> **Actions to take**:
#1 Determine whether each of the following statements agrees with the excerpt on the Paul brothers' brands: (a) W launched in 2,900 Walmart stores across the country; (b) Refresco's suit is the first legal case involving Prime's manufacturing relationships; (c) Prime holds the exclusive Olympic licensing rights. For each, answer yes or no and quote the deciding words of the excerpt.
#2 Extract from the excerpt on the Paul brothers' brands the passage between "Jake Paul’s new" and "Prime’s manufacturing relationships.", inclusive, reproducing it word for word.
#3 Write what comes next in the article on the Paul brothers' brands, picking up after its final sentence.
### Page excerpt
Image courtesy of W Brand
BRAND MOVES
The Paul brothers are showing what happens when creator-led brands stop acting like side projects and start operating like real companies.
Jake Paul’s new wellness venture, W, just secured 14 million dollars in Series A funding and launched in 2,900 Walmart stores nationwide. The product line includes hair and body care essentials for men and is backed by creator investors like Airrack, David Dobrik, and Mike Majlak. With minimalist packaging and a straightforward retail strategy, W is not a hype vehicle. It is a traditional CPG brand, built with a creator growth engine.
Logan Paul and KSI’s Prime, however, is facing turbulence. A third lawsuit has been filed against Prime by its former bottling partner, Refresco, which alleges that Prime suddenly cut purchase commitments and tried to enforce exclusivity—costing Refresco nearly 68 million dollars in lost volume. The suit is the third active legal case involving Prime’s manufacturing relationships.
On top of that, the U.S. Olympic and Paralympic Committee has filed a trademark infringement suit against Prime over the use of “Olympic” and “Team USA” on limited-edition cans featuring Kevin Durant. Coca-Cola owns the exclusive Olympic licensing rights, and the complaint claims that Prime’s use of those marks could mislead consumers into thinking it is an official sponsor.
######
### Data section
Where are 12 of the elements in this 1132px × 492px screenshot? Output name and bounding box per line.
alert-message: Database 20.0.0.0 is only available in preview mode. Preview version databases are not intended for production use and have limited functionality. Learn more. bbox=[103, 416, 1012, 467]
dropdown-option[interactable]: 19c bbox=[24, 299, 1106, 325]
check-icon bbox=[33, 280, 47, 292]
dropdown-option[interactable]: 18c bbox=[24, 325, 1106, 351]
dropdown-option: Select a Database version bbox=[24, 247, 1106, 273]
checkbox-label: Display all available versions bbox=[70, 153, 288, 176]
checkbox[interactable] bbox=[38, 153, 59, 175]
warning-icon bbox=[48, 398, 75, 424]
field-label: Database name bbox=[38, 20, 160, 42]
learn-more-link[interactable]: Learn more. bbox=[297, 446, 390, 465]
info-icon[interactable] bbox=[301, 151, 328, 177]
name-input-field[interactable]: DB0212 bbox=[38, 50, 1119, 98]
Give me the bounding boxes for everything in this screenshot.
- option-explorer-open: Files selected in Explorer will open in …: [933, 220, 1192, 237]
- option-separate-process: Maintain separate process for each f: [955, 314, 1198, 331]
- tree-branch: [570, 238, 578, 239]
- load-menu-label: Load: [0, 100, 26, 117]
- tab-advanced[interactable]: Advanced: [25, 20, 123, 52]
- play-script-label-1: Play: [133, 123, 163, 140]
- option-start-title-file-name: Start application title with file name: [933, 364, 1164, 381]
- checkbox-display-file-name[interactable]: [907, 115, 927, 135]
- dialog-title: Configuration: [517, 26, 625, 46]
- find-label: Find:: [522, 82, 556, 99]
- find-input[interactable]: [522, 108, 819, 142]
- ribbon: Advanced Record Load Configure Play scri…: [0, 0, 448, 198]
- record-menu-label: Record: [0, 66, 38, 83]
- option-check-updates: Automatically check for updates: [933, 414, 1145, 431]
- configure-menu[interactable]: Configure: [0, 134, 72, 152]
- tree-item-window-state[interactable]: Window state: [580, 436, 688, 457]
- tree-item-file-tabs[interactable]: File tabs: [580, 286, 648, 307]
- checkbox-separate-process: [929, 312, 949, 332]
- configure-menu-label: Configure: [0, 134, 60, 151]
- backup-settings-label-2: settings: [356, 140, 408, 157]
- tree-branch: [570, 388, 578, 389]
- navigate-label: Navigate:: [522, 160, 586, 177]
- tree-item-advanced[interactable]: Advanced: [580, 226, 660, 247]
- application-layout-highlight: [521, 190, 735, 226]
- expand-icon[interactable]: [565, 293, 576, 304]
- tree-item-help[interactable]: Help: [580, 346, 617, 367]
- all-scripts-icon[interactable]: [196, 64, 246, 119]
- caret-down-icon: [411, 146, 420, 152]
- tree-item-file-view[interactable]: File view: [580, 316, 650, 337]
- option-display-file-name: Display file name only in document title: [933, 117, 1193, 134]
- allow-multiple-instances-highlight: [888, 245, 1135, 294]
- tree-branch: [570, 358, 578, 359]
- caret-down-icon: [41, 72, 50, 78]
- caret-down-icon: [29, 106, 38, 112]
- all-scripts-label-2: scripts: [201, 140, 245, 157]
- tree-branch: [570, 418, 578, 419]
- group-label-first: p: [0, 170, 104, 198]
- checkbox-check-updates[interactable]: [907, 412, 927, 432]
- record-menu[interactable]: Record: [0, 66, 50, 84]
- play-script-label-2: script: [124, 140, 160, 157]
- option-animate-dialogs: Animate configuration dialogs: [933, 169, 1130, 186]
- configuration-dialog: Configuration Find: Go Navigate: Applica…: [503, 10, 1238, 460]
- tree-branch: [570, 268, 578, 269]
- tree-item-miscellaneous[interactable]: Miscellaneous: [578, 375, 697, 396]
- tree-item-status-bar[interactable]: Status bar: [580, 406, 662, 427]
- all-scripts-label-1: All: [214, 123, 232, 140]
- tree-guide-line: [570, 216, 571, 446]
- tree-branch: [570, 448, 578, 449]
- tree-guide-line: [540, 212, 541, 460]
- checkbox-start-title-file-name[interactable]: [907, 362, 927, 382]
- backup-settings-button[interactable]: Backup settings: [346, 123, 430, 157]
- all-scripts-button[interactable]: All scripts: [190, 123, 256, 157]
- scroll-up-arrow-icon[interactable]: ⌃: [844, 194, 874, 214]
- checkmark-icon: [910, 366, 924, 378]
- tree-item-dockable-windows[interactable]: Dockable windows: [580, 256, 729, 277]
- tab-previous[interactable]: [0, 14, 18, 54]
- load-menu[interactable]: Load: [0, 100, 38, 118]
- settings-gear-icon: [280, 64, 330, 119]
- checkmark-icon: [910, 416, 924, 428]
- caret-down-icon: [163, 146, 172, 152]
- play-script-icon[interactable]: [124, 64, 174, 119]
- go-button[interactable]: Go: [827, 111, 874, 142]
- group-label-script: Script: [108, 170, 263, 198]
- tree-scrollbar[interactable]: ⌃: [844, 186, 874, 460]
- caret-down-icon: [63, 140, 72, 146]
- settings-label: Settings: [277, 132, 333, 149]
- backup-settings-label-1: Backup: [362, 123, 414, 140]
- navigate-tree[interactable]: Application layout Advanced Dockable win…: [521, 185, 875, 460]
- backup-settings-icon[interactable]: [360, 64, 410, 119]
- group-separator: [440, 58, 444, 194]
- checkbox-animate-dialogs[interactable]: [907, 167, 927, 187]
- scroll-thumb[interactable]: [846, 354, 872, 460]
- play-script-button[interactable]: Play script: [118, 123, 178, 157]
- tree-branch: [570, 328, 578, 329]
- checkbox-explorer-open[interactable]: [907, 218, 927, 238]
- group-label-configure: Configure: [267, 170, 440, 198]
######
> **Responses by item number**:
#1
(a) Yes: "launched in 2,900 Walmart stores nationwide"
(b) No: "The suit is the third active legal case involving Prime’s manufacturing relationships."
(c) No: "Coca-Cola owns the exclusive Olympic licensing rights"

#2
Jake Paul’s new wellness venture, W, just secured 14 million dollars in Series A funding and launched in 2,900 Walmart stores nationwide. The product line includes hair and body care essentials for men and is backed by creator investors like Airrack, David Dobrik, and Mike Majlak. With minimalist packaging and a straightforward retail strategy, W is not a hype vehicle. It is a traditional CPG brand, built with a creator growth engine.
Logan Paul and KSI’s Prime, however, is facing turbulence. A third lawsuit has been filed against Prime by its former bottling partner, Refresco, which alleges that Prime suddenly cut purchase commitments and tried to enforce exclusivity—costing Refresco nearly 68 million dollars in lost volume. The suit is the third active legal case involving Prime’s manufacturing relationships.

#3
Why It Matters
Retail scale reveals operational gaps
These lawsuits are not random. They happen when creator brands push into mass distribution and must compete on logistics, not just identity.The influencer-to-operator shift is real
Jake Paul’s approach with W is more measured. He is surrounding himself with experienced operators and building distribution from the inside out.IP and contracts are make-or-break
From exclusive rights to supply agreements to Olympic trademarks, creators are entering legal territory usually reserved for legacy brands.The public narrative is no longer controlled by content
These brands live in retail now. That means lawsuits, supplier deals, and trademark disputes all affect how they are perceived by consumers and buyers.
The Paul brothers are not just shaping a creator playbook. They are testing what it takes to run a scalable brand in categories where shelf space, not social reach, is the battlefield.